● What to produce
Repeat each line exactly, leaving nothing out.

[Collection entries]
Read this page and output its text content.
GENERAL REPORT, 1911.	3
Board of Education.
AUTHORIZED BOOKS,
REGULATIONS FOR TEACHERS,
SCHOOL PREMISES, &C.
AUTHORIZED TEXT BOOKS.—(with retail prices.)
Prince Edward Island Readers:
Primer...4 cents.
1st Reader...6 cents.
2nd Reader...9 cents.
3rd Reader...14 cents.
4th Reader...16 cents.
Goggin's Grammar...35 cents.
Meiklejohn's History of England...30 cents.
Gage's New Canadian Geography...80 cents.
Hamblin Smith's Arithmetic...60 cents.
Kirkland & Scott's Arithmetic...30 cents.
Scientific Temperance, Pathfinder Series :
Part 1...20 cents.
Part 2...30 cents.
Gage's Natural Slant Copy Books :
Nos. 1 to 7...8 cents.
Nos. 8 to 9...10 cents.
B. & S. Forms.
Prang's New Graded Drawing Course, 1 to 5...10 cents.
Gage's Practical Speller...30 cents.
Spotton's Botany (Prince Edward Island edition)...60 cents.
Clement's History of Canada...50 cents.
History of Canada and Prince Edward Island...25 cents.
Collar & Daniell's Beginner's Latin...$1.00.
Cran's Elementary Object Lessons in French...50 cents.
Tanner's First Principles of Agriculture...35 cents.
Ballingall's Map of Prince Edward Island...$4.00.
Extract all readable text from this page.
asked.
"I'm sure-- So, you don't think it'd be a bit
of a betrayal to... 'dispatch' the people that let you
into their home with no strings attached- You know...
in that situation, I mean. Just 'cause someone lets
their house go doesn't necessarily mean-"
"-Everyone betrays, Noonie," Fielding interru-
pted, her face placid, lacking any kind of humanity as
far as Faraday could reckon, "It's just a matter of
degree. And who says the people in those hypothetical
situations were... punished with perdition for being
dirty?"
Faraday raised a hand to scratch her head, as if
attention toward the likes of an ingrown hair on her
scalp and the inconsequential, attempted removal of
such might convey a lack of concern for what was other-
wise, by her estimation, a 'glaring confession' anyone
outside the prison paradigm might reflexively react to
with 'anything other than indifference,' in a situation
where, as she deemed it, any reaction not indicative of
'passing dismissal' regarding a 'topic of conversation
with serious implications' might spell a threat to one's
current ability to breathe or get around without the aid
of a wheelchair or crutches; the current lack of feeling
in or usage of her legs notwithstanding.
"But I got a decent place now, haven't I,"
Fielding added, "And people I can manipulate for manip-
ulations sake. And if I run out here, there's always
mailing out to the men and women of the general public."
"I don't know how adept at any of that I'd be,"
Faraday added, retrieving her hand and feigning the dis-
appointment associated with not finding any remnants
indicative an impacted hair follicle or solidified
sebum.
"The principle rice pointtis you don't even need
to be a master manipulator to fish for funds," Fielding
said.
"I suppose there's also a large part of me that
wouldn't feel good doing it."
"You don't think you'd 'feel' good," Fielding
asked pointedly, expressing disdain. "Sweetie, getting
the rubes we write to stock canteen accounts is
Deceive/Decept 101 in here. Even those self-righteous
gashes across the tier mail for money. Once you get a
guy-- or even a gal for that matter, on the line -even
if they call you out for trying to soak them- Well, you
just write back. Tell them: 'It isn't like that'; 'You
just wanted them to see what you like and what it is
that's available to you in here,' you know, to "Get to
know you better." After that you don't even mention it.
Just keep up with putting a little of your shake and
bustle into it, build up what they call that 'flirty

● Exercise solution
Read this page and output its text content.
GENERAL REPORT, 1911.	3
Board of Education.
AUTHORIZED BOOKS,
REGULATIONS FOR TEACHERS,
SCHOOL PREMISES, &C.
AUTHORIZED TEXT BOOKS.—(with retail prices.)
Prince Edward Island Readers:
Primer...4 cents.
1st Reader...6 cents.
2nd Reader...9 cents.
3rd Reader...14 cents.
4th Reader...16 cents.
Goggin's Grammar...35 cents.
Meiklejohn's History of England...30 cents.
Gage's New Canadian Geography...80 cents.
Hamblin Smith's Arithmetic...60 cents.
Kirkland & Scott's Arithmetic...30 cents.
Scientific Temperance, Pathfinder Series :
Part 1...20 cents.
Part 2...30 cents.
Gage's Natural Slant Copy Books :
Nos. 1 to 7...8 cents.
Nos. 8 to 9...10 cents.
B. & S. Forms.
Prang's New Graded Drawing Course, 1 to 5...10 cents.
Gage's Practical Speller...30 cents.
Spotton's Botany (Prince Edward Island edition)...60 cents.
Clement's History of Canada...50 cents.
History of Canada and Prince Edward Island...25 cents.
Collar & Daniell's Beginner's Latin...$1.00.
Cran's Elementary Object Lessons in French...50 cents.
Tanner's First Principles of Agriculture...35 cents.
Ballingall's Map of Prince Edward Island...$4.00.
Extract all readable text from this page.
asked.
"I'm sure-- So, you don't think it'd be a bit
of a betrayal to... 'dispatch' the people that let you
into their home with no strings attached- You know...
in that situation, I mean. Just 'cause someone lets
their house go doesn't necessarily mean-"
"-Everyone betrays, Noonie," Fielding interru-
pted, her face placid, lacking any kind of humanity as
far as Faraday could reckon, "It's just a matter of
degree. And who says the people in those hypothetical
situations were... punished with perdition for being
dirty?"
Faraday raised a hand to scratch her head, as if
attention toward the likes of an ingrown hair on her
scalp and the inconsequential, attempted removal of
such might convey a lack of concern for what was other-
wise, by her estimation, a 'glaring confession' anyone
outside the prison paradigm might reflexively react to
with 'anything other than indifference,' in a situation
where, as she deemed it, any reaction not indicative of
'passing dismissal' regarding a 'topic of conversation
with serious implications' might spell a threat to one's
current ability to breathe or get around without the aid
of a wheelchair or crutches; the current lack of feeling
in or usage of her legs notwithstanding.
"But I got a decent place now, haven't I,"
Fielding added, "And people I can manipulate for manip-
ulations sake. And if I run out here, there's always
mailing out to the men and women of the general public."
"I don't know how adept at any of that I'd be,"
Faraday added, retrieving her hand and feigning the dis-
appointment associated with not finding any remnants
indicative an impacted hair follicle or solidified
sebum.
"The principle rice pointtis you don't even need
to be a master manipulator to fish for funds," Fielding
said.
"I suppose there's also a large part of me that
wouldn't feel good doing it."
"You don't think you'd 'feel' good," Fielding
asked pointedly, expressing disdain. "Sweetie, getting
the rubes we write to stock canteen accounts is
Deceive/Decept 101 in here. Even those self-righteous
gashes across the tier mail for money. Once you get a
guy-- or even a gal for that matter, on the line -even
if they call you out for trying to soak them- Well, you
just write back. Tell them: 'It isn't like that'; 'You
just wanted them to see what you like and what it is
that's available to you in here,' you know, to "Get to
know you better." After that you don't even mention it.
Just keep up with putting a little of your shake and
bustle into it, build up what they call that 'flirty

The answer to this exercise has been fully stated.